● **Problem statement**:
Go through the material below and copy each line where the word "Justin" appears.

● **Rows from a figure dataset**:
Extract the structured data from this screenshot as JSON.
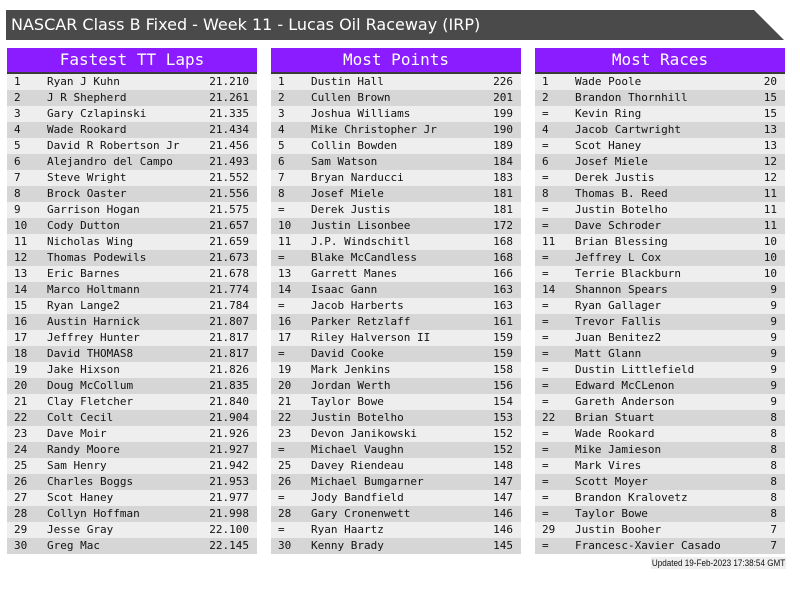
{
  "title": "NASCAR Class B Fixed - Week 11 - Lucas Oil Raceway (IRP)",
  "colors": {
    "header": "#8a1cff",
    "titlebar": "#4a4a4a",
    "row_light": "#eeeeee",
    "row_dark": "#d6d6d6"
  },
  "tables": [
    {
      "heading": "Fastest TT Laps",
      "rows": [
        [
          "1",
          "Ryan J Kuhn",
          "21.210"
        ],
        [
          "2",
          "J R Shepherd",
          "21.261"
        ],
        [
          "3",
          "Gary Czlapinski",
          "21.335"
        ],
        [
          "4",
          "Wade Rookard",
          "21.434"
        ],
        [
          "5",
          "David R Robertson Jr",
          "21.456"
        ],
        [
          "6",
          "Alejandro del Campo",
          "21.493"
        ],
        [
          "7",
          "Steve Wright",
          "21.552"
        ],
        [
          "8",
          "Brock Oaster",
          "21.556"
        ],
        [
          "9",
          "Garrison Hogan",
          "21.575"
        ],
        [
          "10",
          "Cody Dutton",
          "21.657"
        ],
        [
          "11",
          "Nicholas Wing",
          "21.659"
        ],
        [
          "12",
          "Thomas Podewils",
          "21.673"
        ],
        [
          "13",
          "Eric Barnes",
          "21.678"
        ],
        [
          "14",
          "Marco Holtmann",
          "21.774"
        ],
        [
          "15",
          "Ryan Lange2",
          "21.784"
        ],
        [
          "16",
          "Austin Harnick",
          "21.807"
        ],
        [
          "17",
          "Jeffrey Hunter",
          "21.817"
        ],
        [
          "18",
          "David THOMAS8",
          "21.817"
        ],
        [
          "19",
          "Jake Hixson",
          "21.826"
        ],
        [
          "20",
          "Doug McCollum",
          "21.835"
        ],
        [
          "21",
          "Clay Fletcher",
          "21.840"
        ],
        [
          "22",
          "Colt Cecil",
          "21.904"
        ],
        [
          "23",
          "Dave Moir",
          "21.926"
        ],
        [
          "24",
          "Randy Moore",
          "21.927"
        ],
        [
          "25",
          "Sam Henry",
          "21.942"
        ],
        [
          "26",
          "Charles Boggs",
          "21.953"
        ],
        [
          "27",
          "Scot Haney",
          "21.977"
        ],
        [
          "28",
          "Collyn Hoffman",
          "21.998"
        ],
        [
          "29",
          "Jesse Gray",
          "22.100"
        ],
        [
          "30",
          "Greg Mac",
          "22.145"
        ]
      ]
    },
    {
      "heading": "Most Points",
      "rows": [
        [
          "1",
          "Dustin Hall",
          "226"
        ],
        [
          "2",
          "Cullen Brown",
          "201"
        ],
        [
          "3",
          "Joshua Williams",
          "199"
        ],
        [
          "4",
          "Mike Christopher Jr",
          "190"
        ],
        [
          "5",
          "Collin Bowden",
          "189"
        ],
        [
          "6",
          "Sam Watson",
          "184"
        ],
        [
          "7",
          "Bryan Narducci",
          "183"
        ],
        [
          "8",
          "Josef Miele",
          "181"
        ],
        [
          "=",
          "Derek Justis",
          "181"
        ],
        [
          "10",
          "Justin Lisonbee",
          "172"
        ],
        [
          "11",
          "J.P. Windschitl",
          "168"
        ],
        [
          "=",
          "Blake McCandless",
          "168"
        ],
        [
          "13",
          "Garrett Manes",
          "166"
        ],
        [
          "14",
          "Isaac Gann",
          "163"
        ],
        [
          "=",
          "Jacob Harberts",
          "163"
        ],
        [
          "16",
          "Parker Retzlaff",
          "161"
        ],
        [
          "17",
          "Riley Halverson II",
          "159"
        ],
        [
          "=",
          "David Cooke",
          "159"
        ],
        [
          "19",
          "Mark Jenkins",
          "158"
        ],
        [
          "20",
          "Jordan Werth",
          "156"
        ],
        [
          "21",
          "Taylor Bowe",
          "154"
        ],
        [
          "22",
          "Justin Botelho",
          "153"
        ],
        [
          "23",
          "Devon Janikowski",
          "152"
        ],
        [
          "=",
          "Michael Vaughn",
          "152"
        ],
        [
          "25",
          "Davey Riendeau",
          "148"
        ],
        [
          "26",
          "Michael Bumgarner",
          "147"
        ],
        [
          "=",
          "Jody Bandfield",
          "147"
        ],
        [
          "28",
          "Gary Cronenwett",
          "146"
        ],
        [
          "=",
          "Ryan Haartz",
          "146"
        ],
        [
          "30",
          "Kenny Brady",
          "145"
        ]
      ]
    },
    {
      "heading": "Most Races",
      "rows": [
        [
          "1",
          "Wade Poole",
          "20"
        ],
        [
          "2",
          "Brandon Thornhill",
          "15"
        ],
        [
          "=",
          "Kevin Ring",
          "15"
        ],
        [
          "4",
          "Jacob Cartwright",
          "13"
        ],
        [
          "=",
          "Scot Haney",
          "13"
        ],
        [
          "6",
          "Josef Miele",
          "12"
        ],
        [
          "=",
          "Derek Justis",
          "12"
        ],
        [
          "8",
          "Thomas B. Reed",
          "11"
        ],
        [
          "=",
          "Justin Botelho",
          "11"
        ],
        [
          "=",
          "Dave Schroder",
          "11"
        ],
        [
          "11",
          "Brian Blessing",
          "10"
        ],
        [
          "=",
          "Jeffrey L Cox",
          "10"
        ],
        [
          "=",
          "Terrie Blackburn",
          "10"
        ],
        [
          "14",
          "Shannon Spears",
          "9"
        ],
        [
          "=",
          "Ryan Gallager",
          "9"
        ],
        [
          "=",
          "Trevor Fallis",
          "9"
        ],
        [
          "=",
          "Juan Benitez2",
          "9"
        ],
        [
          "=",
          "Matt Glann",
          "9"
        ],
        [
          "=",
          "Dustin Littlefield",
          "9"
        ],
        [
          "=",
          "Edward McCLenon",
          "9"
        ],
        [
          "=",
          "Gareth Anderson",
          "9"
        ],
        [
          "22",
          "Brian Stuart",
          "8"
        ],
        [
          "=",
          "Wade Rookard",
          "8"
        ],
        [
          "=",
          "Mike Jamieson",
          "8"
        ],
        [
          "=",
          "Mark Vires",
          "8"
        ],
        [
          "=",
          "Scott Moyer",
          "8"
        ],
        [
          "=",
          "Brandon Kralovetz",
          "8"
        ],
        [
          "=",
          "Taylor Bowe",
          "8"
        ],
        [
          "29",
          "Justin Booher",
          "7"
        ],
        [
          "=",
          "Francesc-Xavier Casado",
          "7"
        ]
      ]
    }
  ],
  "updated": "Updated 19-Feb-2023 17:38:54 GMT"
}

● **Result of this task**:
          "Justin Lisonbee",
          "Justin Botelho",
          "Justin Botelho",
          "Justin Booher",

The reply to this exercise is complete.